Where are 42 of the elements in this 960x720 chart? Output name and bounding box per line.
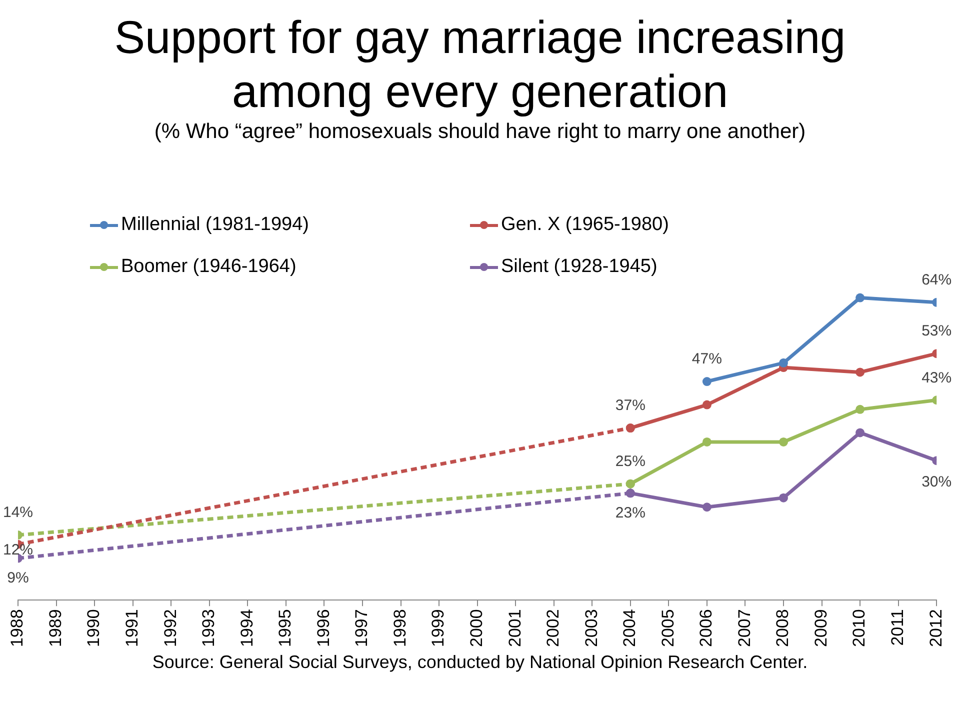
data-label: 43% xyxy=(922,369,952,386)
data-label: 37% xyxy=(615,397,646,414)
data-label: 64% xyxy=(922,272,952,289)
x-tick-label: 2001 xyxy=(505,609,524,648)
x-tick-label: 2006 xyxy=(696,609,716,648)
x-tick-label: 2009 xyxy=(811,609,830,648)
x-tick-label: 1992 xyxy=(160,609,180,648)
x-tick-label: 2008 xyxy=(773,609,792,648)
data-label: 30% xyxy=(922,474,952,491)
x-tick-label: 1990 xyxy=(84,609,104,648)
x-tick-label: 1999 xyxy=(428,609,448,648)
chart-title: Support for gay marriage increasing among every generation xyxy=(113,10,847,118)
source-note: Source: General Social Surveys, conducted by National Opinion Research Center. xyxy=(151,652,809,673)
chart-subtitle: (% Who “agree” homosexuals should have right to marry one another) xyxy=(153,120,807,144)
x-tick-label: 2010 xyxy=(850,609,869,648)
data-label: 23% xyxy=(615,504,646,522)
legend-label: Millennial (1981-1994) xyxy=(121,214,309,236)
x-tick-label: 1989 xyxy=(46,609,65,648)
data-label: 53% xyxy=(922,322,952,340)
x-tick-label: 2004 xyxy=(620,609,640,648)
legend-label: Boomer (1946-1964) xyxy=(121,256,296,278)
data-label: 9% xyxy=(7,569,29,586)
x-tick-label: 1994 xyxy=(237,609,256,648)
x-tick-label: 2012 xyxy=(926,609,946,648)
x-tick-label: 2007 xyxy=(734,609,754,648)
data-label: 14% xyxy=(2,504,34,522)
x-tick-label: 2000 xyxy=(466,609,486,648)
x-tick-label: 1991 xyxy=(122,609,142,648)
x-tick-label: 2002 xyxy=(544,609,563,648)
x-tick-label: 1997 xyxy=(352,609,372,648)
legend-label: Silent (1928-1945) xyxy=(501,256,658,278)
legend-label: Gen. X (1965-1980) xyxy=(501,214,669,236)
data-label: 25% xyxy=(615,453,646,470)
x-tick-label: 2005 xyxy=(658,609,678,648)
x-tick-label: 1993 xyxy=(199,609,218,648)
x-tick-label: 2003 xyxy=(582,609,601,648)
x-tick-label: 1995 xyxy=(276,609,295,648)
x-tick-label: 1988 xyxy=(8,609,27,648)
data-label: 47% xyxy=(692,350,722,368)
x-tick-label: 1998 xyxy=(390,609,410,648)
x-tick-label: 2011 xyxy=(888,609,908,646)
x-tick-label: 1996 xyxy=(314,609,333,648)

== == ==

• Your goal
Reproduce the material above verbatim, line for line, leaving the picture out of your answer.

• Complete response
Where are 42 of the elements in this 960x720 chart? Output name and bounding box per line.
data-label: 43% xyxy=(922,369,952,386)
data-label: 37% xyxy=(615,397,646,414)
data-label: 64% xyxy=(922,272,952,289)
x-tick-label: 2001 xyxy=(505,609,524,648)
x-tick-label: 2006 xyxy=(696,609,716,648)
x-tick-label: 2009 xyxy=(811,609,830,648)
x-tick-label: 1992 xyxy=(160,609,180,648)
x-tick-label: 2008 xyxy=(773,609,792,648)
data-label: 30% xyxy=(922,474,952,491)
x-tick-label: 1990 xyxy=(84,609,104,648)
x-tick-label: 1999 xyxy=(428,609,448,648)
chart-title: Support for gay marriage increasing among every generation xyxy=(113,10,847,118)
source-note: Source: General Social Surveys, conducted by National Opinion Research Center. xyxy=(151,652,809,673)
chart-subtitle: (% Who “agree” homosexuals should have right to marry one another) xyxy=(153,120,807,144)
x-tick-label: 2010 xyxy=(850,609,869,648)
data-label: 23% xyxy=(615,504,646,522)
legend-label: Millennial (1981-1994) xyxy=(121,214,309,236)
x-tick-label: 1989 xyxy=(46,609,65,648)
data-label: 53% xyxy=(922,322,952,340)
x-tick-label: 2004 xyxy=(620,609,640,648)
legend-label: Boomer (1946-1964) xyxy=(121,256,296,278)
data-label: 9% xyxy=(7,569,29,586)
x-tick-label: 1994 xyxy=(237,609,256,648)
x-tick-label: 2012 xyxy=(926,609,946,648)
x-tick-label: 2007 xyxy=(734,609,754,648)
data-label: 14% xyxy=(2,504,34,522)
x-tick-label: 2000 xyxy=(466,609,486,648)
x-tick-label: 1991 xyxy=(122,609,142,648)
x-tick-label: 2002 xyxy=(544,609,563,648)
x-tick-label: 1997 xyxy=(352,609,372,648)
legend-label: Silent (1928-1945) xyxy=(501,256,658,278)
legend-label: Gen. X (1965-1980) xyxy=(501,214,669,236)
data-label: 25% xyxy=(615,453,646,470)
x-tick-label: 2005 xyxy=(658,609,678,648)
x-tick-label: 1993 xyxy=(199,609,218,648)
x-tick-label: 2003 xyxy=(582,609,601,648)
x-tick-label: 1995 xyxy=(276,609,295,648)
x-tick-label: 1988 xyxy=(8,609,27,648)
data-label: 47% xyxy=(692,350,722,368)
x-tick-label: 1998 xyxy=(390,609,410,648)
x-tick-label: 2011 xyxy=(888,609,908,646)
x-tick-label: 1996 xyxy=(314,609,333,648)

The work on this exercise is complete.